*Set task*:
From the listing below, work out how many lines contain "data". Reply with that number only.

-- START OF Task inputs --

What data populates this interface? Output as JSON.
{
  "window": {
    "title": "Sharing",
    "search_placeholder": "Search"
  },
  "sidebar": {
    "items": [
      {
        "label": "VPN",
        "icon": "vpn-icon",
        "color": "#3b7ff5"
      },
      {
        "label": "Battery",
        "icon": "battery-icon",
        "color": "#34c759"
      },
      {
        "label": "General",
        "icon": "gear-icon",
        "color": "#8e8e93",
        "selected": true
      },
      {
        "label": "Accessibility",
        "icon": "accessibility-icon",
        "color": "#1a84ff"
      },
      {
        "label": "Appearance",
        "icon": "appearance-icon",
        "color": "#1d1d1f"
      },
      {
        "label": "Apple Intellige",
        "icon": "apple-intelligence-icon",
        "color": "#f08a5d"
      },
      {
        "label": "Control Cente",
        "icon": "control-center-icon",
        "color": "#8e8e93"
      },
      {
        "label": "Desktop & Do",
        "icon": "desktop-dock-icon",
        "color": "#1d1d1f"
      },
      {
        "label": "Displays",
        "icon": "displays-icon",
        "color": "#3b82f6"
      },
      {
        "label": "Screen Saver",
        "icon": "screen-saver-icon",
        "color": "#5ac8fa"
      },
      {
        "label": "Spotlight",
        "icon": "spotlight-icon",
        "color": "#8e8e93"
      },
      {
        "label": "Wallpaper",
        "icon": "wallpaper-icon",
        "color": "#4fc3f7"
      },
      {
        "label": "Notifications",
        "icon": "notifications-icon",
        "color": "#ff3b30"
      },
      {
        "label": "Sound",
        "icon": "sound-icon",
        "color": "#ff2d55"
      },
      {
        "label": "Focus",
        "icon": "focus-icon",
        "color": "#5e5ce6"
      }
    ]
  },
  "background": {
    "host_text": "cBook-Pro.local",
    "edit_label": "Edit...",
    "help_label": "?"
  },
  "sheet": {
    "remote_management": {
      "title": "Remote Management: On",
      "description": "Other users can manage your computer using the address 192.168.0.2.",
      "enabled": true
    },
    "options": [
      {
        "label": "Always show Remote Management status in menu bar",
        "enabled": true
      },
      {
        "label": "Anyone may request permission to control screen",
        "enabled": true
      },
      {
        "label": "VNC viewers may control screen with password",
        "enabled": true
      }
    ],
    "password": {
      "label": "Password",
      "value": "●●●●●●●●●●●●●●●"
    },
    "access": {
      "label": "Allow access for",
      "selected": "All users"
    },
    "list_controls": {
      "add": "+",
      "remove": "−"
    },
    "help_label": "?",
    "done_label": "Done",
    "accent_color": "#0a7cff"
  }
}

-- END OF Task inputs --
-- START OF Task inputs --

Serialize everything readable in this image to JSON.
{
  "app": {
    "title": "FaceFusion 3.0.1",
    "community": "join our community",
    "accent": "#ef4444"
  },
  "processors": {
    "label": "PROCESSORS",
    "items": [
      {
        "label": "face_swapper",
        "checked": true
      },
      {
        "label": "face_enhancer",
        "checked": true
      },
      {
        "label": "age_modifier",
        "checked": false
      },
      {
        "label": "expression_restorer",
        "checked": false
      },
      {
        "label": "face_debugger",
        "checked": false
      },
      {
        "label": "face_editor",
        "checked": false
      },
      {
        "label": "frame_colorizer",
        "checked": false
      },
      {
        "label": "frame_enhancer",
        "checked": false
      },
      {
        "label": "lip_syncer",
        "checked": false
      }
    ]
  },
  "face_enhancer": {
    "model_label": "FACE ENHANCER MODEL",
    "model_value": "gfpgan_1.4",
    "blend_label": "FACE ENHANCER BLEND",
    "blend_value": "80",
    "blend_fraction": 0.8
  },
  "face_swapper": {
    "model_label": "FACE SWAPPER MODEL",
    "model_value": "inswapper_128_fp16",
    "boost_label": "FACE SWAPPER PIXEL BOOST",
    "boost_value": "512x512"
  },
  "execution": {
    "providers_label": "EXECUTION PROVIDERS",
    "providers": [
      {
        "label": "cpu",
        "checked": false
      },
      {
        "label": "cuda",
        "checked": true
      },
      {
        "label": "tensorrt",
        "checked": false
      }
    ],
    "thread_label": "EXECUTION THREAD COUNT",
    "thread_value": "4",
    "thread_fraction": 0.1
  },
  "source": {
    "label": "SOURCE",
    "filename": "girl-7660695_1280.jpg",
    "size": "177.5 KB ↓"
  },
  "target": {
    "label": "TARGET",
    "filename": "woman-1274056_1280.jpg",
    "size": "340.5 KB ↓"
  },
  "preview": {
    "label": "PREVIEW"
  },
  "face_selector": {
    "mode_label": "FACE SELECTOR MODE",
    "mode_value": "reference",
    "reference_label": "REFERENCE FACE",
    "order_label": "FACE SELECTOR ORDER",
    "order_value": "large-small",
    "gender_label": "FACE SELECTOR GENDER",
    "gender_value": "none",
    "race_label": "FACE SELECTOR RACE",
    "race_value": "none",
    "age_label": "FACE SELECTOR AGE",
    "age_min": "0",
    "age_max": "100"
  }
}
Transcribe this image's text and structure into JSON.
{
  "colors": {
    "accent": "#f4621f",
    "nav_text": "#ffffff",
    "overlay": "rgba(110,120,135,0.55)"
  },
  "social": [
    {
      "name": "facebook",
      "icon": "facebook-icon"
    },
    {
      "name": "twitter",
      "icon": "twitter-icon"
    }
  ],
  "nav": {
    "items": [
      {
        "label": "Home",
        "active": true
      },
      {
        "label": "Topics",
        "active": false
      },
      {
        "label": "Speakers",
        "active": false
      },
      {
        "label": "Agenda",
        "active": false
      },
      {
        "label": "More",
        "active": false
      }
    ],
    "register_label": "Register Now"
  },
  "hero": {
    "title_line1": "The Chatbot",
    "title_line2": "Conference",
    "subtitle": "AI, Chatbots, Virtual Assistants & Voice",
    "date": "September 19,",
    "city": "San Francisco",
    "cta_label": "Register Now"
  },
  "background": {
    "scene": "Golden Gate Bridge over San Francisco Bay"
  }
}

-- END OF Task inputs --
-- START OF Task inputs --

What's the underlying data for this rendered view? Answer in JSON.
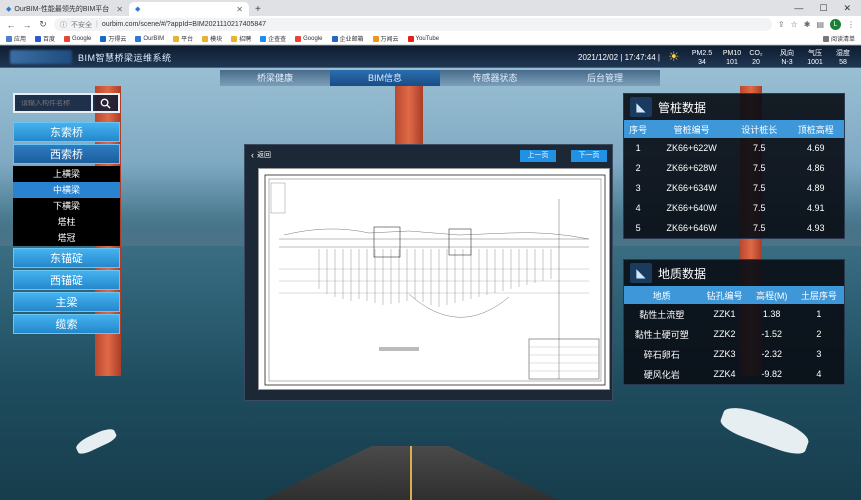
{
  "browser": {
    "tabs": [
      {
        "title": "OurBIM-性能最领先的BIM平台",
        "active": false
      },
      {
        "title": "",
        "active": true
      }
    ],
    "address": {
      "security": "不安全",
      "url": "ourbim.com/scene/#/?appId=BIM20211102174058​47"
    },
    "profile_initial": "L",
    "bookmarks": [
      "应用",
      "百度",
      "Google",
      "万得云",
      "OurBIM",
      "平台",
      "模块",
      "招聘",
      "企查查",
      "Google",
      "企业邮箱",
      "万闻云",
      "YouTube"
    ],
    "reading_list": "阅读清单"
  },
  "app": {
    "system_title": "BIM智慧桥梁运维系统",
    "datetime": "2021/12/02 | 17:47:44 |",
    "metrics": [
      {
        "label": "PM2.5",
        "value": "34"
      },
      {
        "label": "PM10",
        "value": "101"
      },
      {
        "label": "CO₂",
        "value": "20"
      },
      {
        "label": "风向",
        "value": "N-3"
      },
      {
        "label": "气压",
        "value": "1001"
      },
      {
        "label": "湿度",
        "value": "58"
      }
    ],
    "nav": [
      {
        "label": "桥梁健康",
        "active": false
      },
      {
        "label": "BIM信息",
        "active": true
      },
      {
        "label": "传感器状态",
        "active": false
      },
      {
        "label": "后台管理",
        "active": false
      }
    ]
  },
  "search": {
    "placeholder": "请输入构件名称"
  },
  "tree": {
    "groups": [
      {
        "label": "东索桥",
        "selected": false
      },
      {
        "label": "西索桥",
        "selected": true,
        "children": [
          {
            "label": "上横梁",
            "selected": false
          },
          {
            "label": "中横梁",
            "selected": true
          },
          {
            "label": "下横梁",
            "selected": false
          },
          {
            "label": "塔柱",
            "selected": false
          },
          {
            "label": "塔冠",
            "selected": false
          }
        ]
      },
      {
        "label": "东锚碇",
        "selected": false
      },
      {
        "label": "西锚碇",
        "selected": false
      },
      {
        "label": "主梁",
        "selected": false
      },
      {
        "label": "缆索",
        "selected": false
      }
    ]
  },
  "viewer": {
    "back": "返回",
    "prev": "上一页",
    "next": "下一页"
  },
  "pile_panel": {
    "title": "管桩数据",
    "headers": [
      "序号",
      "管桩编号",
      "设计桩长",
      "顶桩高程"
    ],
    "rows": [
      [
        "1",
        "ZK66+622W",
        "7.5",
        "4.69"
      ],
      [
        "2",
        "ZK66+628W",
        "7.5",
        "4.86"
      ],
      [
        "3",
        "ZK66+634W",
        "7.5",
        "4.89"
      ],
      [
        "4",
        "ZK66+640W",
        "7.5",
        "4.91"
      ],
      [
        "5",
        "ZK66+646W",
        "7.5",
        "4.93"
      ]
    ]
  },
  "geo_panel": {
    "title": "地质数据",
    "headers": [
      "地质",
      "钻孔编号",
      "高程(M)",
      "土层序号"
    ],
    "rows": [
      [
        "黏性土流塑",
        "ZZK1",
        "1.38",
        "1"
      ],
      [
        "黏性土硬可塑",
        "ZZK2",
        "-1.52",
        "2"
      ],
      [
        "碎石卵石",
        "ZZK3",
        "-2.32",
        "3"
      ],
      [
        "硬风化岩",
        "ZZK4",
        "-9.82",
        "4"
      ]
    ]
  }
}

-- END OF Task inputs --

*Expected answer*:
2